■ **WHAT THE TASK ASKS**
Write out the full set of records below exactly.

■ **DATA**
────────────────

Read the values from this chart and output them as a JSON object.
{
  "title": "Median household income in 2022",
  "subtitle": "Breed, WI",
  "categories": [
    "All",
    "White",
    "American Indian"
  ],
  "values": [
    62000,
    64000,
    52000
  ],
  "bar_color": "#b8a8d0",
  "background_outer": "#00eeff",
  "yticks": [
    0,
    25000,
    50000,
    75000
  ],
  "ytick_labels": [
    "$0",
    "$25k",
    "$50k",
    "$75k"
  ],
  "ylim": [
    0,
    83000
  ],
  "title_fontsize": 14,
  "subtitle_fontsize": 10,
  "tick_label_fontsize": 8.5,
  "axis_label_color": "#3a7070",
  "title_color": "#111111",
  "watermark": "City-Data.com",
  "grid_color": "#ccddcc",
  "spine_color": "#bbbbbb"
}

────────────────

■ **REPLY TO THE TASK**
Read the values from this chart and output them as a JSON object.
{
  "title": "Median household income in 2022",
  "subtitle": "Breed, WI",
  "categories": [
    "All",
    "White",
    "American Indian"
  ],
  "values": [
    62000,
    64000,
    52000
  ],
  "bar_color": "#b8a8d0",
  "background_outer": "#00eeff",
  "yticks": [
    0,
    25000,
    50000,
    75000
  ],
  "ytick_labels": [
    "$0",
    "$25k",
    "$50k",
    "$75k"
  ],
  "ylim": [
    0,
    83000
  ],
  "title_fontsize": 14,
  "subtitle_fontsize": 10,
  "tick_label_fontsize": 8.5,
  "axis_label_color": "#3a7070",
  "title_color": "#111111",
  "watermark": "City-Data.com",
  "grid_color": "#ccddcc",
  "spine_color": "#bbbbbb"
}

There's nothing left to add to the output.